▸ **Set exercise**
Repeat the whole listing exactly as written.

- - - - -

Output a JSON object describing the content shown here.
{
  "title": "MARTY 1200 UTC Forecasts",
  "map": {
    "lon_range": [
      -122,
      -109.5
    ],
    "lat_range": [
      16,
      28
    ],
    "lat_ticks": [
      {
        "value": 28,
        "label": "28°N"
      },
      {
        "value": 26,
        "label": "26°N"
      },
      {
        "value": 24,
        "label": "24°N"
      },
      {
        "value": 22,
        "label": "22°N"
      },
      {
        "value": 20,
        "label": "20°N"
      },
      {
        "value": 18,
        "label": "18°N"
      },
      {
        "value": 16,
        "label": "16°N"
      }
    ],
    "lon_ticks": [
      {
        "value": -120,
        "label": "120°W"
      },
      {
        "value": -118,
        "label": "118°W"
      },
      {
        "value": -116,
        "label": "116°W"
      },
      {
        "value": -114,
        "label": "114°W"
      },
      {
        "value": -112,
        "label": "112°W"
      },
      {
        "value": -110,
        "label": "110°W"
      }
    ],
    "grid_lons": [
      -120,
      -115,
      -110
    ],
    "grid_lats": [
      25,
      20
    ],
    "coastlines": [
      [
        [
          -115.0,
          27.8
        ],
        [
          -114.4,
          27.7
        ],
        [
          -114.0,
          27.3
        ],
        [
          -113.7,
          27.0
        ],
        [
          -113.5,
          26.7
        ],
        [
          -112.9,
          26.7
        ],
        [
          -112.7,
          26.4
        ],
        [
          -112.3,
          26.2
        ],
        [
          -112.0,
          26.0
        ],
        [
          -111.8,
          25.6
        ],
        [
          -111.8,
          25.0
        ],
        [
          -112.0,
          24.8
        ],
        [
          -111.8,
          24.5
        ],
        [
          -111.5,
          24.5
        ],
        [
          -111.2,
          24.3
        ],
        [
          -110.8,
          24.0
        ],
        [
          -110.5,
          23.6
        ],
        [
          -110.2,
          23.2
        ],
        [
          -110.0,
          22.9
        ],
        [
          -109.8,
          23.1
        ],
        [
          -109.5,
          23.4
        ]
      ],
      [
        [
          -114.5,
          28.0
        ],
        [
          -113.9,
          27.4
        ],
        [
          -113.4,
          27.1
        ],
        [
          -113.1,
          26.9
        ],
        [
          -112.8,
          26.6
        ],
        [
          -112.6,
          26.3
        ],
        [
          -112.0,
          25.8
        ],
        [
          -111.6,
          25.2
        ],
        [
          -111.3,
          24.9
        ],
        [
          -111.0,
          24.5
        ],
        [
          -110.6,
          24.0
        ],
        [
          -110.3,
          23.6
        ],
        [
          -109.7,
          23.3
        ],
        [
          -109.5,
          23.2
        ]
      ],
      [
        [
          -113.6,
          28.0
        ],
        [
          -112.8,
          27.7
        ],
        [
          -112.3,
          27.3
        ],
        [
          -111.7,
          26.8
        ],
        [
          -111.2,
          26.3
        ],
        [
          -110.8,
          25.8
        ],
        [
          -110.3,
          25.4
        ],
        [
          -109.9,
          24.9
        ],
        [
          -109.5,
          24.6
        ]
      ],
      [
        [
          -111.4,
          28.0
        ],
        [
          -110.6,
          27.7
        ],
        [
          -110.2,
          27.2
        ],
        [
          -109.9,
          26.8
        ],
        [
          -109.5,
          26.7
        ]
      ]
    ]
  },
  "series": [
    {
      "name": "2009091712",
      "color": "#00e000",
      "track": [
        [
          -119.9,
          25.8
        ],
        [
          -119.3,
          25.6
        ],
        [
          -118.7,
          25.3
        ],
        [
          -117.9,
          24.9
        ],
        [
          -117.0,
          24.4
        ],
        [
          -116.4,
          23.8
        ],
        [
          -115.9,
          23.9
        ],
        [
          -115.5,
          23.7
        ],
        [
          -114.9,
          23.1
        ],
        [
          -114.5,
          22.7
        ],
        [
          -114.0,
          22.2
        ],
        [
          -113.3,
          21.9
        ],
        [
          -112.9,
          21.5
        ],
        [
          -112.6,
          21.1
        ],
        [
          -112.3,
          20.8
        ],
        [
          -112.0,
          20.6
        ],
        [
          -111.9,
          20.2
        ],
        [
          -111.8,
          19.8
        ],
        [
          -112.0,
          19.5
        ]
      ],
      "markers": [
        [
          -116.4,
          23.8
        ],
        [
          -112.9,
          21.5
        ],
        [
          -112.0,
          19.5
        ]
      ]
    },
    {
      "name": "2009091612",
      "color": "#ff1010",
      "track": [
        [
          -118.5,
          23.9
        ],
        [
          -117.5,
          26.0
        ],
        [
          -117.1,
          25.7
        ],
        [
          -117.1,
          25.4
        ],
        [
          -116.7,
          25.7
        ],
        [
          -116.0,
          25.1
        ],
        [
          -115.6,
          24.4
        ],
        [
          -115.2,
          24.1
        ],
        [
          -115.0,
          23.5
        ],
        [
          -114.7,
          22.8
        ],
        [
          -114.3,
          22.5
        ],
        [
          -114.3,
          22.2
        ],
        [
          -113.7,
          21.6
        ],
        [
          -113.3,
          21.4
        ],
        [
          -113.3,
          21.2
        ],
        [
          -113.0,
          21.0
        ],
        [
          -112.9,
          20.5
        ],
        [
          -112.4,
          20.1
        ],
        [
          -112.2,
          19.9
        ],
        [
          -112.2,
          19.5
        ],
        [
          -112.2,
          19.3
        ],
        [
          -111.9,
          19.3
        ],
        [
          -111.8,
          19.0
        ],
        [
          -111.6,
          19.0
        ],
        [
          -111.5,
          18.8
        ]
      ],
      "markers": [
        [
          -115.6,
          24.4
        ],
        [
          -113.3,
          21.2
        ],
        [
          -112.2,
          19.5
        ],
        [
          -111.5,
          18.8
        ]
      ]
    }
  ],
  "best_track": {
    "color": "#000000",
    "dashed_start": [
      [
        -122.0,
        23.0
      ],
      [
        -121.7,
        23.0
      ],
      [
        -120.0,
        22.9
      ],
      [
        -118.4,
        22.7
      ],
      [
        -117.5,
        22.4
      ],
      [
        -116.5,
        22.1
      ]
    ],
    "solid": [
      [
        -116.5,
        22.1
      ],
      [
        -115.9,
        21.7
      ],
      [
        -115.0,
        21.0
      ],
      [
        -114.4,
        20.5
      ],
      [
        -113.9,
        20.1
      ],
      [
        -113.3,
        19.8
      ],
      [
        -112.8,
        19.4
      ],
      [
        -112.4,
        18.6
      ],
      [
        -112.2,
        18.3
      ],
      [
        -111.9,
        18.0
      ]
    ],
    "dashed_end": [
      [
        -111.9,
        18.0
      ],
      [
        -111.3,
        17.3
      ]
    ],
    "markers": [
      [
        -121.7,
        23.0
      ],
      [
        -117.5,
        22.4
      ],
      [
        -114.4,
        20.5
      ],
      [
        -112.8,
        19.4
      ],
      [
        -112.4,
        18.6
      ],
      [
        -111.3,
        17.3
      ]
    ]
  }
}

- - - - -

▸ **Task solution**
Output a JSON object describing the content shown here.
{
  "title": "MARTY 1200 UTC Forecasts",
  "map": {
    "lon_range": [
      -122,
      -109.5
    ],
    "lat_range": [
      16,
      28
    ],
    "lat_ticks": [
      {
        "value": 28,
        "label": "28°N"
      },
      {
        "value": 26,
        "label": "26°N"
      },
      {
        "value": 24,
        "label": "24°N"
      },
      {
        "value": 22,
        "label": "22°N"
      },
      {
        "value": 20,
        "label": "20°N"
      },
      {
        "value": 18,
        "label": "18°N"
      },
      {
        "value": 16,
        "label": "16°N"
      }
    ],
    "lon_ticks": [
      {
        "value": -120,
        "label": "120°W"
      },
      {
        "value": -118,
        "label": "118°W"
      },
      {
        "value": -116,
        "label": "116°W"
      },
      {
        "value": -114,
        "label": "114°W"
      },
      {
        "value": -112,
        "label": "112°W"
      },
      {
        "value": -110,
        "label": "110°W"
      }
    ],
    "grid_lons": [
      -120,
      -115,
      -110
    ],
    "grid_lats": [
      25,
      20
    ],
    "coastlines": [
      [
        [
          -115.0,
          27.8
        ],
        [
          -114.4,
          27.7
        ],
        [
          -114.0,
          27.3
        ],
        [
          -113.7,
          27.0
        ],
        [
          -113.5,
          26.7
        ],
        [
          -112.9,
          26.7
        ],
        [
          -112.7,
          26.4
        ],
        [
          -112.3,
          26.2
        ],
        [
          -112.0,
          26.0
        ],
        [
          -111.8,
          25.6
        ],
        [
          -111.8,
          25.0
        ],
        [
          -112.0,
          24.8
        ],
        [
          -111.8,
          24.5
        ],
        [
          -111.5,
          24.5
        ],
        [
          -111.2,
          24.3
        ],
        [
          -110.8,
          24.0
        ],
        [
          -110.5,
          23.6
        ],
        [
          -110.2,
          23.2
        ],
        [
          -110.0,
          22.9
        ],
        [
          -109.8,
          23.1
        ],
        [
          -109.5,
          23.4
        ]
      ],
      [
        [
          -114.5,
          28.0
        ],
        [
          -113.9,
          27.4
        ],
        [
          -113.4,
          27.1
        ],
        [
          -113.1,
          26.9
        ],
        [
          -112.8,
          26.6
        ],
        [
          -112.6,
          26.3
        ],
        [
          -112.0,
          25.8
        ],
        [
          -111.6,
          25.2
        ],
        [
          -111.3,
          24.9
        ],
        [
          -111.0,
          24.5
        ],
        [
          -110.6,
          24.0
        ],
        [
          -110.3,
          23.6
        ],
        [
          -109.7,
          23.3
        ],
        [
          -109.5,
          23.2
        ]
      ],
      [
        [
          -113.6,
          28.0
        ],
        [
          -112.8,
          27.7
        ],
        [
          -112.3,
          27.3
        ],
        [
          -111.7,
          26.8
        ],
        [
          -111.2,
          26.3
        ],
        [
          -110.8,
          25.8
        ],
        [
          -110.3,
          25.4
        ],
        [
          -109.9,
          24.9
        ],
        [
          -109.5,
          24.6
        ]
      ],
      [
        [
          -111.4,
          28.0
        ],
        [
          -110.6,
          27.7
        ],
        [
          -110.2,
          27.2
        ],
        [
          -109.9,
          26.8
        ],
        [
          -109.5,
          26.7
        ]
      ]
    ]
  },
  "series": [
    {
      "name": "2009091712",
      "color": "#00e000",
      "track": [
        [
          -119.9,
          25.8
        ],
        [
          -119.3,
          25.6
        ],
        [
          -118.7,
          25.3
        ],
        [
          -117.9,
          24.9
        ],
        [
          -117.0,
          24.4
        ],
        [
          -116.4,
          23.8
        ],
        [
          -115.9,
          23.9
        ],
        [
          -115.5,
          23.7
        ],
        [
          -114.9,
          23.1
        ],
        [
          -114.5,
          22.7
        ],
        [
          -114.0,
          22.2
        ],
        [
          -113.3,
          21.9
        ],
        [
          -112.9,
          21.5
        ],
        [
          -112.6,
          21.1
        ],
        [
          -112.3,
          20.8
        ],
        [
          -112.0,
          20.6
        ],
        [
          -111.9,
          20.2
        ],
        [
          -111.8,
          19.8
        ],
        [
          -112.0,
          19.5
        ]
      ],
      "markers": [
        [
          -116.4,
          23.8
        ],
        [
          -112.9,
          21.5
        ],
        [
          -112.0,
          19.5
        ]
      ]
    },
    {
      "name": "2009091612",
      "color": "#ff1010",
      "track": [
        [
          -118.5,
          23.9
        ],
        [
          -117.5,
          26.0
        ],
        [
          -117.1,
          25.7
        ],
        [
          -117.1,
          25.4
        ],
        [
          -116.7,
          25.7
        ],
        [
          -116.0,
          25.1
        ],
        [
          -115.6,
          24.4
        ],
        [
          -115.2,
          24.1
        ],
        [
          -115.0,
          23.5
        ],
        [
          -114.7,
          22.8
        ],
        [
          -114.3,
          22.5
        ],
        [
          -114.3,
          22.2
        ],
        [
          -113.7,
          21.6
        ],
        [
          -113.3,
          21.4
        ],
        [
          -113.3,
          21.2
        ],
        [
          -113.0,
          21.0
        ],
        [
          -112.9,
          20.5
        ],
        [
          -112.4,
          20.1
        ],
        [
          -112.2,
          19.9
        ],
        [
          -112.2,
          19.5
        ],
        [
          -112.2,
          19.3
        ],
        [
          -111.9,
          19.3
        ],
        [
          -111.8,
          19.0
        ],
        [
          -111.6,
          19.0
        ],
        [
          -111.5,
          18.8
        ]
      ],
      "markers": [
        [
          -115.6,
          24.4
        ],
        [
          -113.3,
          21.2
        ],
        [
          -112.2,
          19.5
        ],
        [
          -111.5,
          18.8
        ]
      ]
    }
  ],
  "best_track": {
    "color": "#000000",
    "dashed_start": [
      [
        -122.0,
        23.0
      ],
      [
        -121.7,
        23.0
      ],
      [
        -120.0,
        22.9
      ],
      [
        -118.4,
        22.7
      ],
      [
        -117.5,
        22.4
      ],
      [
        -116.5,
        22.1
      ]
    ],
    "solid": [
      [
        -116.5,
        22.1
      ],
      [
        -115.9,
        21.7
      ],
      [
        -115.0,
        21.0
      ],
      [
        -114.4,
        20.5
      ],
      [
        -113.9,
        20.1
      ],
      [
        -113.3,
        19.8
      ],
      [
        -112.8,
        19.4
      ],
      [
        -112.4,
        18.6
      ],
      [
        -112.2,
        18.3
      ],
      [
        -111.9,
        18.0
      ]
    ],
    "dashed_end": [
      [
        -111.9,
        18.0
      ],
      [
        -111.3,
        17.3
      ]
    ],
    "markers": [
      [
        -121.7,
        23.0
      ],
      [
        -117.5,
        22.4
      ],
      [
        -114.4,
        20.5
      ],
      [
        -112.8,
        19.4
      ],
      [
        -112.4,
        18.6
      ],
      [
        -111.3,
        17.3
      ]
    ]
  }
}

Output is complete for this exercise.